→ **EXERCISE TASK**:
Copy the lines holding the word "times", all of them.

→ **Rows from a dataset**:
________________________________________

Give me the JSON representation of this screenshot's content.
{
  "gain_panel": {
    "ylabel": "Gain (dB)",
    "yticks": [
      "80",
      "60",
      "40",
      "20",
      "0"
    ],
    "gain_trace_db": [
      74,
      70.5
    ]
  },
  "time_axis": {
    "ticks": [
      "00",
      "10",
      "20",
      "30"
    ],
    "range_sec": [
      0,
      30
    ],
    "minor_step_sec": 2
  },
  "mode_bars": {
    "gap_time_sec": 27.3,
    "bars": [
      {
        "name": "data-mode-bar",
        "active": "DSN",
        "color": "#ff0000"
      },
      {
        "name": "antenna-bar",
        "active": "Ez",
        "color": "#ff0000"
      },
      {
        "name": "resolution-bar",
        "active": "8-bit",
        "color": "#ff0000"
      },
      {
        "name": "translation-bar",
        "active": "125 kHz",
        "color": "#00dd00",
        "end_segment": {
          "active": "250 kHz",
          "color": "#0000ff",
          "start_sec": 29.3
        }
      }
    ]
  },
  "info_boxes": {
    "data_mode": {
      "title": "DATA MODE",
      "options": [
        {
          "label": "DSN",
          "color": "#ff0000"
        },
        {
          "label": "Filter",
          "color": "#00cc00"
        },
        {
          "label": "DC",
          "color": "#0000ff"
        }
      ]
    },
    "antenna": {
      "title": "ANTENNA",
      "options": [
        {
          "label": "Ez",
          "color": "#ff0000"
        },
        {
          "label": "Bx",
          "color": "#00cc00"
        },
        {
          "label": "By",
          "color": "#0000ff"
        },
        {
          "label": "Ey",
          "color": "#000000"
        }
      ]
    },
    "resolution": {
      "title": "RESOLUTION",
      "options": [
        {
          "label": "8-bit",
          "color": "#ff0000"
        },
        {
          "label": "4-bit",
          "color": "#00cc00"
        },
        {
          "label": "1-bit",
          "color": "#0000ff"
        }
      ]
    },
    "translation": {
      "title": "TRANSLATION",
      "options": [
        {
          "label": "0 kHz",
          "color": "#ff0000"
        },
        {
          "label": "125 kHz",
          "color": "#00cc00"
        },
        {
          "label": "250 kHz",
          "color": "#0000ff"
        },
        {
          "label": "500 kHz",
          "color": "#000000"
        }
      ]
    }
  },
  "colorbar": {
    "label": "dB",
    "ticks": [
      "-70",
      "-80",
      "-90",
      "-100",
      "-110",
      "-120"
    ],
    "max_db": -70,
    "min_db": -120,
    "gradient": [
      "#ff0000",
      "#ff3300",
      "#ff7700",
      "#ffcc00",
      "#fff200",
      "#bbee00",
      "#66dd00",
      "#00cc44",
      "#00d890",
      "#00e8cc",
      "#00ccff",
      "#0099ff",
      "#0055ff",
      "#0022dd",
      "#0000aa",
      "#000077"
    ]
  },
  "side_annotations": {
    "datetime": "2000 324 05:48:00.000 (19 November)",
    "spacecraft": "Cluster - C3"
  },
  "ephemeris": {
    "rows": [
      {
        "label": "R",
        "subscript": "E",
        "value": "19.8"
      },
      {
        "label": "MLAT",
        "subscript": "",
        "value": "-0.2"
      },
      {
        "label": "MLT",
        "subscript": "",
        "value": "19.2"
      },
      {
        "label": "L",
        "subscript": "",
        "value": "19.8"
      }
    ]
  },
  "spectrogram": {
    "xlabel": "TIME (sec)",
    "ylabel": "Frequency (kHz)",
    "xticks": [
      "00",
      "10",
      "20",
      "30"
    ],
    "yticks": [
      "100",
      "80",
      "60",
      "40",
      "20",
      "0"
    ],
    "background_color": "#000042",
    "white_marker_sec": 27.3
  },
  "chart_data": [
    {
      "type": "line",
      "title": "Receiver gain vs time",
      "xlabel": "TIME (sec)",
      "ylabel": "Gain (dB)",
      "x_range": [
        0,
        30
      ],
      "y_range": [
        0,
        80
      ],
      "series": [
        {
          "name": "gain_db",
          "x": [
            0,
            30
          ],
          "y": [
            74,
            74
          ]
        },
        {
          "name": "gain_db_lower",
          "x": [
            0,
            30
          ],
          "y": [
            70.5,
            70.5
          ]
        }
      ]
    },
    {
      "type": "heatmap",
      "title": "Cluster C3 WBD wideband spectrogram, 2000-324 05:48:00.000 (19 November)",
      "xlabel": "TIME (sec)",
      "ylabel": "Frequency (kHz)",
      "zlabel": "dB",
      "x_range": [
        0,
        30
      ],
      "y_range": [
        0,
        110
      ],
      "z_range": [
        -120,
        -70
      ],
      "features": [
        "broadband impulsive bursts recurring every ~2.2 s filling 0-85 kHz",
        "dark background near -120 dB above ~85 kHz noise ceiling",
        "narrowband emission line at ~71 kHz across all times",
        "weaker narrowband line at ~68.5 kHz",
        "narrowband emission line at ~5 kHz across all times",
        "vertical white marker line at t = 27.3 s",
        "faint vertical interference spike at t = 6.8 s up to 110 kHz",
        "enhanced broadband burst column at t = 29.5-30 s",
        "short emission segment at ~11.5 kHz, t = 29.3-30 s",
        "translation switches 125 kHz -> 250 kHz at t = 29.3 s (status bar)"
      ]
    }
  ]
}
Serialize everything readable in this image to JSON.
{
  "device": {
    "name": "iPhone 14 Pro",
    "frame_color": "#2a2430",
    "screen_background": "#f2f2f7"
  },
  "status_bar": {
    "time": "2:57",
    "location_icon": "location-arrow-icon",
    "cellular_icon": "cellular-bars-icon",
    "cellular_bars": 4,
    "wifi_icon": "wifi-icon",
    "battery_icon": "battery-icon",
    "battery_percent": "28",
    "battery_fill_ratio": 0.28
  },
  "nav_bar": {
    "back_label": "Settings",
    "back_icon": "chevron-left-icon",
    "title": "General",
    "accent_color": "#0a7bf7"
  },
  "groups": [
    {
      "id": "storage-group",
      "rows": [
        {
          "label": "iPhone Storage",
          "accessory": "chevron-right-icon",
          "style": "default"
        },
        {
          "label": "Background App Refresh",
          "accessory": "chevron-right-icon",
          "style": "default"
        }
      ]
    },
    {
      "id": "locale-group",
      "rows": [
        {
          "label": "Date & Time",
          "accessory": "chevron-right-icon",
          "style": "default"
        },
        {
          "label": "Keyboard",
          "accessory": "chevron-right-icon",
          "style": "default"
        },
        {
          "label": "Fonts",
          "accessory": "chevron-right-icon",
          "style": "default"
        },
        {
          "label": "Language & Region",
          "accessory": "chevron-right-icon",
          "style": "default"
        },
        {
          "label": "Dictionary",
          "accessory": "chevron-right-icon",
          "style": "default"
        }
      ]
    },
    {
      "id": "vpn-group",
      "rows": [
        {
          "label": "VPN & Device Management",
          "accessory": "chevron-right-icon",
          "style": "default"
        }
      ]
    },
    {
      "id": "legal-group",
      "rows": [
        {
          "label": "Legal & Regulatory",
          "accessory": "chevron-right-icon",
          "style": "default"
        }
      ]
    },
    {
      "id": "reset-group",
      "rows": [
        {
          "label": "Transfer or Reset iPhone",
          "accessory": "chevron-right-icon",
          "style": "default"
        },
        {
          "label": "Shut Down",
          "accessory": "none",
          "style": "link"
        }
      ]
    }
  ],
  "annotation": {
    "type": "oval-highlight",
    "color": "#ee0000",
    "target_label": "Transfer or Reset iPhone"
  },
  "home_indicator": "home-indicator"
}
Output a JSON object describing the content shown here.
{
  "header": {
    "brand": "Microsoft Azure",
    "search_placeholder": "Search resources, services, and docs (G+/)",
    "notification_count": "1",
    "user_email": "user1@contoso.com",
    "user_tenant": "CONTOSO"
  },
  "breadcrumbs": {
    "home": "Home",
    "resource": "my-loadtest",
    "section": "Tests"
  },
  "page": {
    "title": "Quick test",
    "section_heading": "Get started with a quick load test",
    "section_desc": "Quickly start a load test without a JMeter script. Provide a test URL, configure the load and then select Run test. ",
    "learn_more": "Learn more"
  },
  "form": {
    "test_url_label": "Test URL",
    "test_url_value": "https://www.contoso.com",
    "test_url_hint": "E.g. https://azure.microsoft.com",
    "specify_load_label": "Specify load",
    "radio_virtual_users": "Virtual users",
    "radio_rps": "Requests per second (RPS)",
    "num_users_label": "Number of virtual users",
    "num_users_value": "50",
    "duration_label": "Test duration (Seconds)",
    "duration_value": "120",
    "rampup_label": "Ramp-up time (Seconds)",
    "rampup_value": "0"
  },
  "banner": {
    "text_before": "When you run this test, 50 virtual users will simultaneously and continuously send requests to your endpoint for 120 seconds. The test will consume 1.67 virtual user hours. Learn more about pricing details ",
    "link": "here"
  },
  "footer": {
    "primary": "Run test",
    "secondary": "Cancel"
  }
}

________________________________________

→ **WRITTEN ANSWER**:
        "narrowband emission line at ~71 kHz across all times",
        "narrowband emission line at ~5 kHz across all times",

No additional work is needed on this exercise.